— What is asked —
In your copy, leave out the pictures; write out all the data exactly.

######

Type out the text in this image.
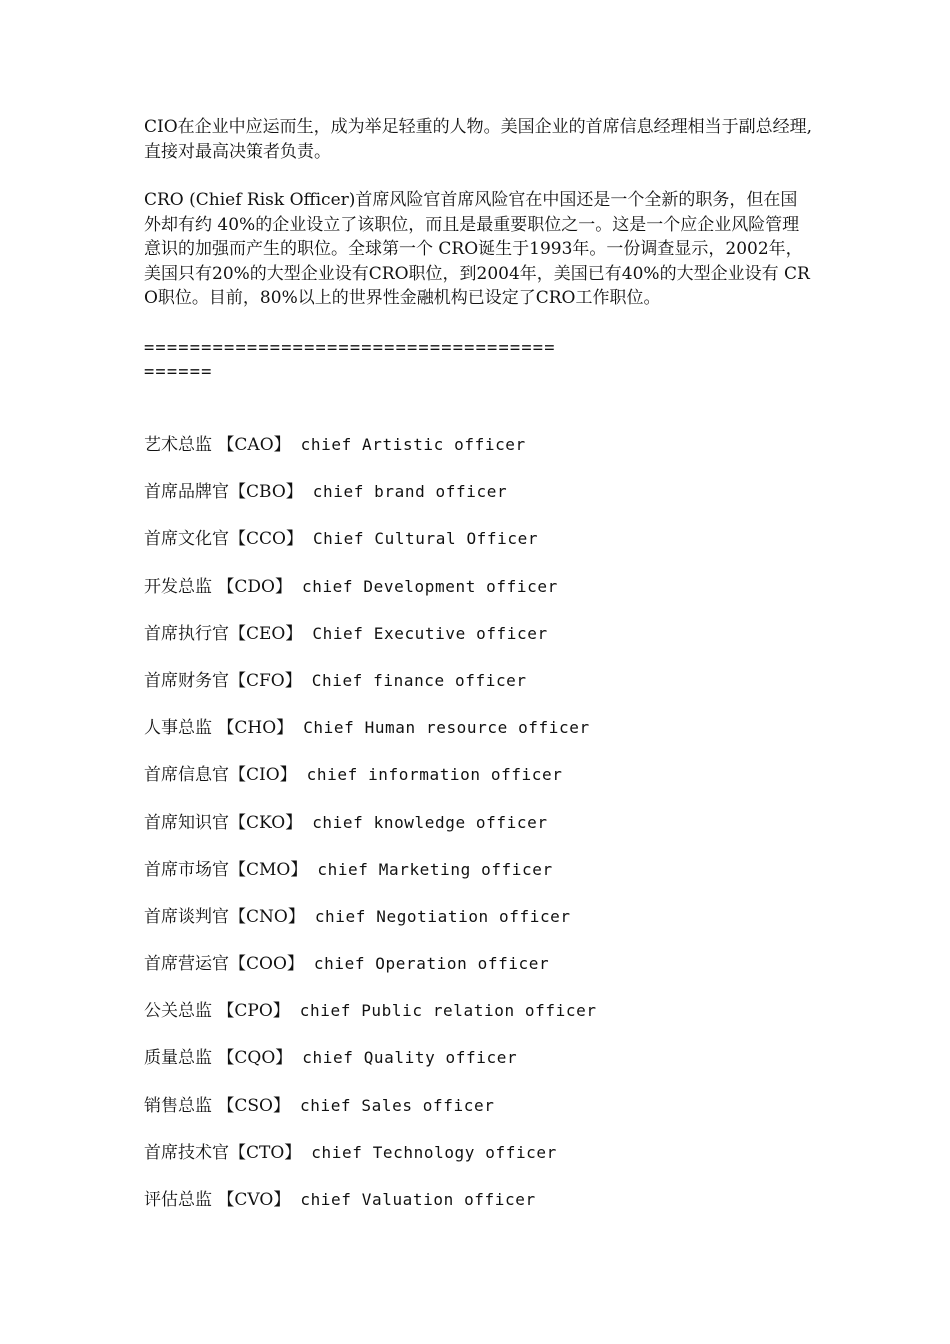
CIO在企业中应运而生，成为举足轻重的人物。美国企业的首席信息经理相当于副总经理,直接对最高决策者负责。

CRO (Chief Risk Officer)首席风险官首席风险官在中国还是一个全新的职务，但在国外却有约 40%的企业设立了该职位，而且是最重要职位之一。这是一个应企业风险管理意识的加强而产生的职位。全球第一个 CRO诞生于1993年。一份调查显示，2002年，美国只有20%的大型企业设有CRO职位，到2004年，美国已有40%的大型企业设有 CRO职位。目前，80%以上的世界性金融机构已设定了CRO工作职位。

====================================
======
艺术总监 【CAO】 chief Artistic officer
首席品牌官 【CBO】 chief brand officer
首席文化官 【CCO】 Chief Cultural Officer
开发总监 【CDO】 chief Development officer
首席执行官 【CEO】 Chief Executive officer
首席财务官 【CFO】 Chief finance officer
人事总监 【CHO】 Chief Human resource officer
首席信息官 【CIO】 chief information officer
首席知识官 【CKO】 chief knowledge officer
首席市场官 【CMO】 chief Marketing officer
首席谈判官 【CNO】 chief Negotiation officer
首席营运官 【COO】 chief Operation officer
公关总监 【CPO】 chief Public relation officer
质量总监 【CQO】 chief Quality officer
销售总监 【CSO】 chief Sales officer
首席技术官 【CTO】 chief Technology officer
评估总监 【CVO】 chief Valuation officer
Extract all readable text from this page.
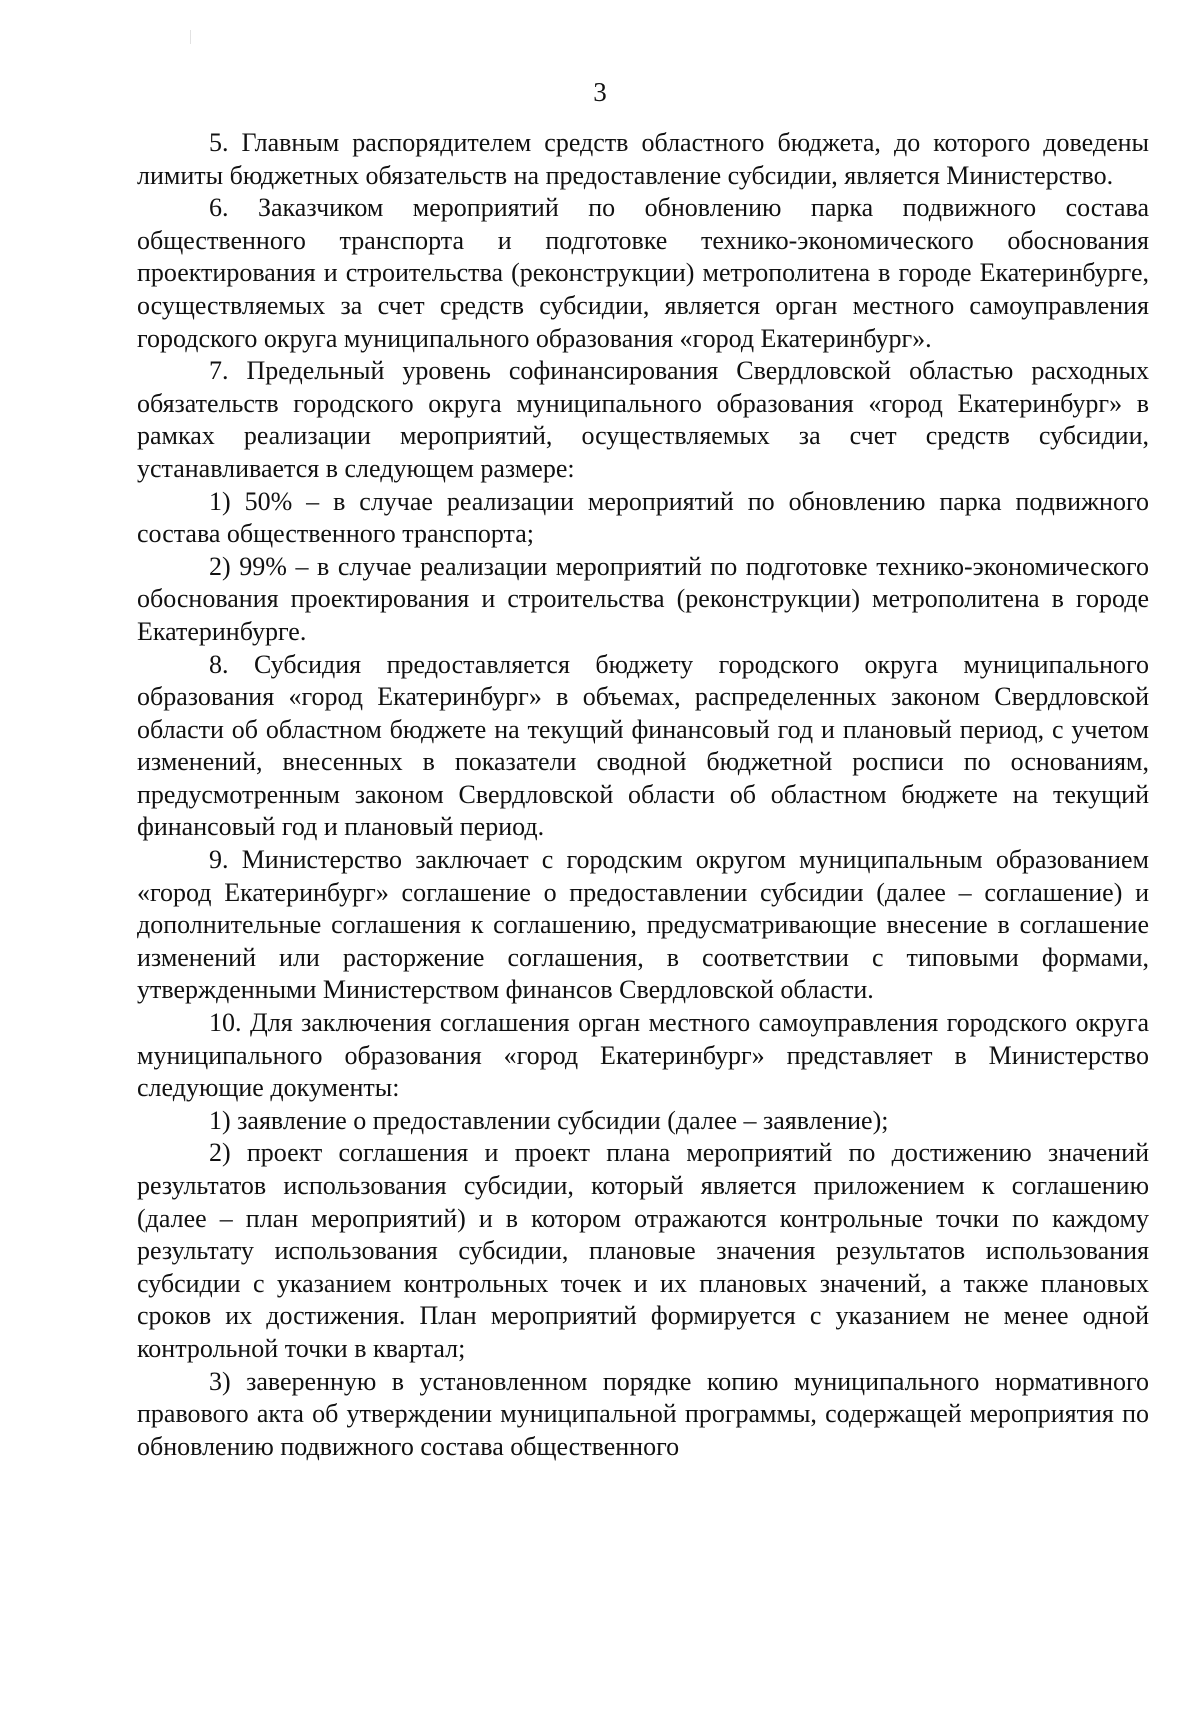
3

5. Главным распорядителем средств областного бюджета, до которого доведены лимиты бюджетных обязательств на предоставление субсидии, является Министерство.

6. Заказчиком мероприятий по обновлению парка подвижного состава общественного транспорта и подготовке технико-экономического обоснования проектирования и строительства (реконструкции) метрополитена в городе Екатеринбурге, осуществляемых за счет средств субсидии, является орган местного самоуправления городского округа муниципального образования «город Екатеринбург».

7. Предельный уровень софинансирования Свердловской областью расходных обязательств городского округа муниципального образования «город Екатеринбург» в рамках реализации мероприятий, осуществляемых за счет средств субсидии, устанавливается в следующем размере:

1) 50% – в случае реализации мероприятий по обновлению парка подвижного состава общественного транспорта;

2) 99% – в случае реализации мероприятий по подготовке технико-экономического обоснования проектирования и строительства (реконструкции) метрополитена в городе Екатеринбурге.

8. Субсидия предоставляется бюджету городского округа муниципального образования «город Екатеринбург» в объемах, распределенных законом Свердловской области об областном бюджете на текущий финансовый год и плановый период, с учетом изменений, внесенных в показатели сводной бюджетной росписи по основаниям, предусмотренным законом Свердловской области об областном бюджете на текущий финансовый год и плановый период.

9. Министерство заключает с городским округом муниципальным образованием «город Екатеринбург» соглашение о предоставлении субсидии (далее – соглашение) и дополнительные соглашения к соглашению, предусматривающие внесение в соглашение изменений или расторжение соглашения, в соответствии с типовыми формами, утвержденными Министерством финансов Свердловской области.

10. Для заключения соглашения орган местного самоуправления городского округа муниципального образования «город Екатеринбург» представляет в Министерство следующие документы:

1) заявление о предоставлении субсидии (далее – заявление);

2) проект соглашения и проект плана мероприятий по достижению значений результатов использования субсидии, который является приложением к соглашению (далее – план мероприятий) и в котором отражаются контрольные точки по каждому результату использования субсидии, плановые значения результатов использования субсидии с указанием контрольных точек и их плановых значений, а также плановых сроков их достижения. План мероприятий формируется с указанием не менее одной контрольной точки в квартал;

3) заверенную в установленном порядке копию муниципального нормативного правового акта об утверждении муниципальной программы, содержащей мероприятия по обновлению подвижного состава общественного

######

— Exercise output —
Type out the text in this image.
CIO在企业中应运而生，成为举足轻重的人物。美国企业的首席信息经理相当于副总经理,直接对最高决策者负责。

CRO (Chief Risk Officer)首席风险官首席风险官在中国还是一个全新的职务，但在国外却有约 40%的企业设立了该职位，而且是最重要职位之一。这是一个应企业风险管理意识的加强而产生的职位。全球第一个 CRO诞生于1993年。一份调查显示，2002年，美国只有20%的大型企业设有CRO职位，到2004年，美国已有40%的大型企业设有 CRO职位。目前，80%以上的世界性金融机构已设定了CRO工作职位。

====================================
======
艺术总监 【CAO】 chief Artistic officer
首席品牌官 【CBO】 chief brand officer
首席文化官 【CCO】 Chief Cultural Officer
开发总监 【CDO】 chief Development officer
首席执行官 【CEO】 Chief Executive officer
首席财务官 【CFO】 Chief finance officer
人事总监 【CHO】 Chief Human resource officer
首席信息官 【CIO】 chief information officer
首席知识官 【CKO】 chief knowledge officer
首席市场官 【CMO】 chief Marketing officer
首席谈判官 【CNO】 chief Negotiation officer
首席营运官 【COO】 chief Operation officer
公关总监 【CPO】 chief Public relation officer
质量总监 【CQO】 chief Quality officer
销售总监 【CSO】 chief Sales officer
首席技术官 【CTO】 chief Technology officer
评估总监 【CVO】 chief Valuation officer
Extract all readable text from this page.
3

5. Главным распорядителем средств областного бюджета, до которого доведены лимиты бюджетных обязательств на предоставление субсидии, является Министерство.

6. Заказчиком мероприятий по обновлению парка подвижного состава общественного транспорта и подготовке технико-экономического обоснования проектирования и строительства (реконструкции) метрополитена в городе Екатеринбурге, осуществляемых за счет средств субсидии, является орган местного самоуправления городского округа муниципального образования «город Екатеринбург».

7. Предельный уровень софинансирования Свердловской областью расходных обязательств городского округа муниципального образования «город Екатеринбург» в рамках реализации мероприятий, осуществляемых за счет средств субсидии, устанавливается в следующем размере:

1) 50% – в случае реализации мероприятий по обновлению парка подвижного состава общественного транспорта;

2) 99% – в случае реализации мероприятий по подготовке технико-экономического обоснования проектирования и строительства (реконструкции) метрополитена в городе Екатеринбурге.

8. Субсидия предоставляется бюджету городского округа муниципального образования «город Екатеринбург» в объемах, распределенных законом Свердловской области об областном бюджете на текущий финансовый год и плановый период, с учетом изменений, внесенных в показатели сводной бюджетной росписи по основаниям, предусмотренным законом Свердловской области об областном бюджете на текущий финансовый год и плановый период.

9. Министерство заключает с городским округом муниципальным образованием «город Екатеринбург» соглашение о предоставлении субсидии (далее – соглашение) и дополнительные соглашения к соглашению, предусматривающие внесение в соглашение изменений или расторжение соглашения, в соответствии с типовыми формами, утвержденными Министерством финансов Свердловской области.

10. Для заключения соглашения орган местного самоуправления городского округа муниципального образования «город Екатеринбург» представляет в Министерство следующие документы:

1) заявление о предоставлении субсидии (далее – заявление);

2) проект соглашения и проект плана мероприятий по достижению значений результатов использования субсидии, который является приложением к соглашению (далее – план мероприятий) и в котором отражаются контрольные точки по каждому результату использования субсидии, плановые значения результатов использования субсидии с указанием контрольных точек и их плановых значений, а также плановых сроков их достижения. План мероприятий формируется с указанием не менее одной контрольной точки в квартал;

3) заверенную в установленном порядке копию муниципального нормативного правового акта об утверждении муниципальной программы, содержащей мероприятия по обновлению подвижного состава общественного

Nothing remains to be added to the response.